Gather all lines with the word "Flow" in them.

-- begin PROVIDED ENTRIES --

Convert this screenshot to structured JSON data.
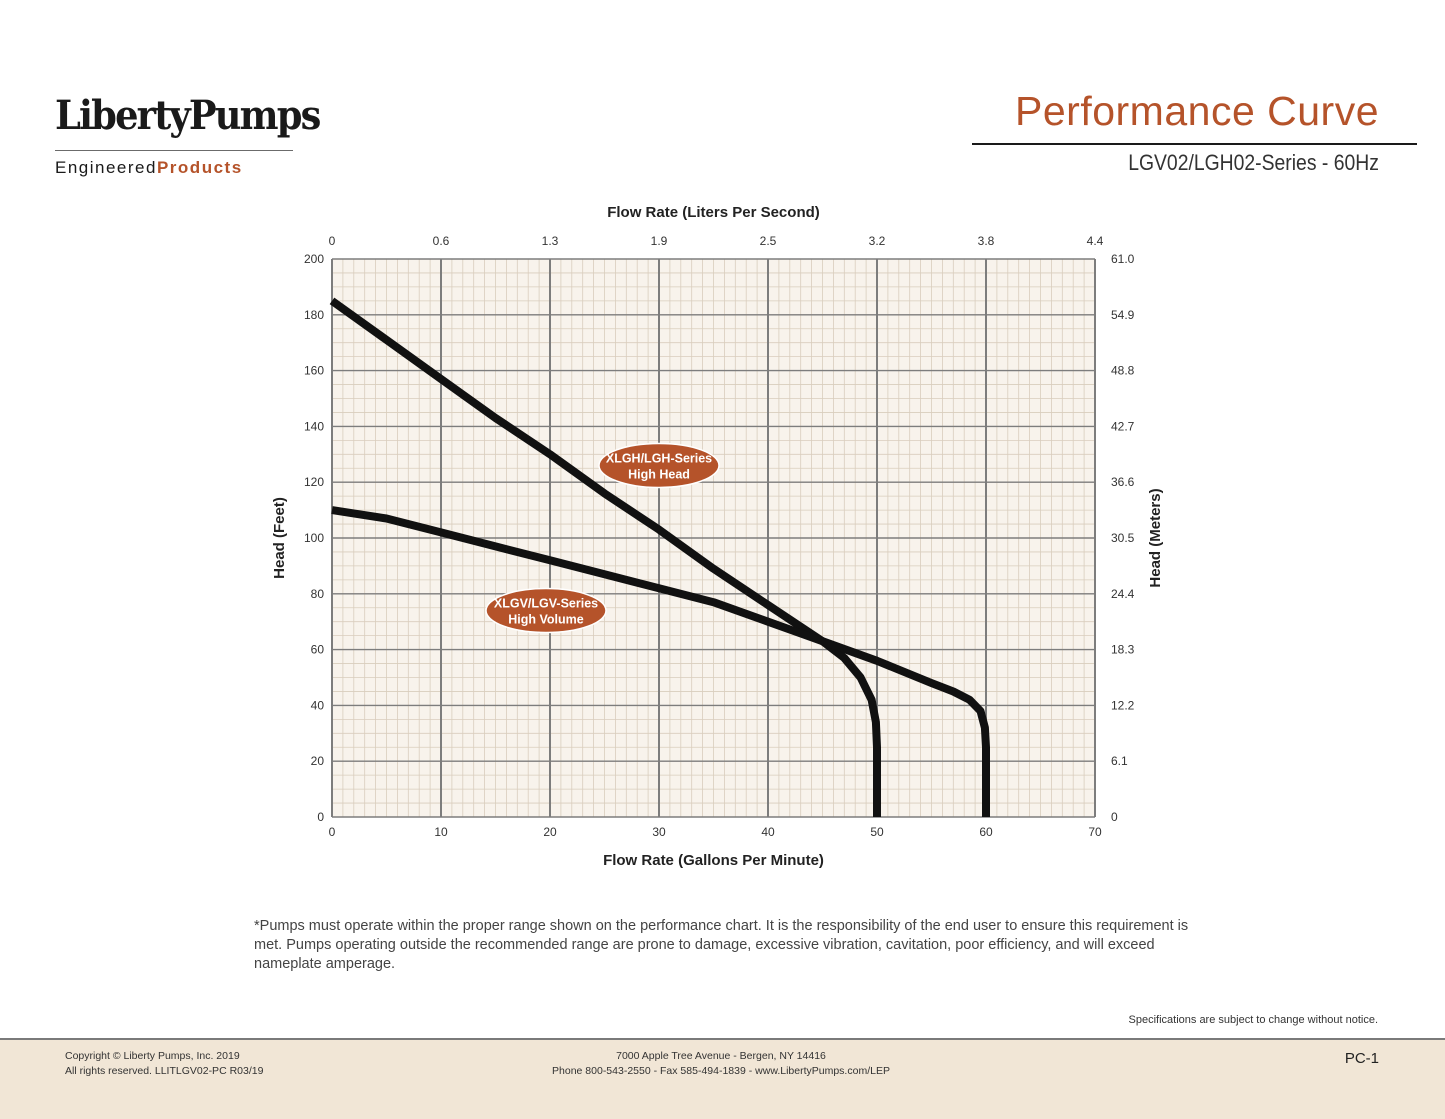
{
  "header": {
    "brand": "LibertyPumps",
    "sub_plain": "Engineered",
    "sub_accent": "Products",
    "title": "Performance Curve",
    "subtitle": "LGV02/LGH02-Series - 60Hz"
  },
  "colors": {
    "accent": "#b5532a",
    "label_fill": "#b5532a",
    "grid_minor": "#d9cdbd",
    "grid_major": "#7d7d7d",
    "plot_bg": "#f8f3ec",
    "footer_bg": "#f1e6d6"
  },
  "chart_data": {
    "type": "line",
    "xlabel": "Flow Rate (Gallons Per Minute)",
    "x2label": "Flow Rate (Liters Per Second)",
    "ylabel": "Head (Feet)",
    "y2label": "Head (Meters)",
    "xlim": [
      0,
      70
    ],
    "ylim": [
      0,
      200
    ],
    "x_ticks": [
      0,
      10,
      20,
      30,
      40,
      50,
      60,
      70
    ],
    "y_ticks": [
      0,
      20,
      40,
      60,
      80,
      100,
      120,
      140,
      160,
      180,
      200
    ],
    "x2_ticks": [
      "0",
      "0.6",
      "1.3",
      "1.9",
      "2.5",
      "3.2",
      "3.8",
      "4.4"
    ],
    "y2_ticks": [
      "0",
      "6.1",
      "12.2",
      "18.3",
      "24.4",
      "30.5",
      "36.6",
      "42.7",
      "48.8",
      "54.9",
      "61.0"
    ],
    "grid": true,
    "series": [
      {
        "name": "XLGH/LGH-Series",
        "label_line2": "High Head",
        "label_x": 30,
        "label_y": 126,
        "x": [
          0,
          5,
          10,
          15,
          20,
          25,
          30,
          35,
          40,
          45,
          47,
          48.5,
          49.5,
          49.9,
          50,
          50
        ],
        "y": [
          185,
          171,
          157,
          143,
          130,
          116,
          103,
          89,
          76,
          63,
          57,
          50,
          42,
          34,
          25,
          0
        ]
      },
      {
        "name": "XLGV/LGV-Series",
        "label_line2": "High Volume",
        "label_x": 20,
        "label_y": 74,
        "x": [
          0,
          5,
          10,
          15,
          20,
          25,
          30,
          35,
          40,
          45,
          50,
          55,
          57,
          58.5,
          59.5,
          59.9,
          60,
          60
        ],
        "y": [
          110,
          107,
          102,
          97,
          92,
          87,
          82,
          77,
          70,
          63,
          56,
          48,
          45,
          42,
          38,
          32,
          25,
          0
        ]
      }
    ]
  },
  "footnote": "*Pumps must operate within the proper range shown on the performance chart. It is the responsibility of the end user to ensure this requirement is met. Pumps operating outside the recommended range are prone to damage, excessive vibration, cavitation, poor efficiency, and will exceed nameplate amperage.",
  "spec_note": "Specifications are subject to change without notice.",
  "footer": {
    "copyright": "Copyright © Liberty Pumps, Inc. 2019",
    "rights": "All rights reserved. LLITLGV02-PC R03/19",
    "address": "7000 Apple Tree Avenue - Bergen, NY 14416",
    "contact": "Phone 800-543-2550 - Fax 585-494-1839 - www.LibertyPumps.com/LEP",
    "page": "PC-1"
  }
}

-- end PROVIDED ENTRIES --

RESPONSE TO THE TASK>
    "xlabel": "Flow Rate (Gallons Per Minute)",
    "x2label": "Flow Rate (Liters Per Second)",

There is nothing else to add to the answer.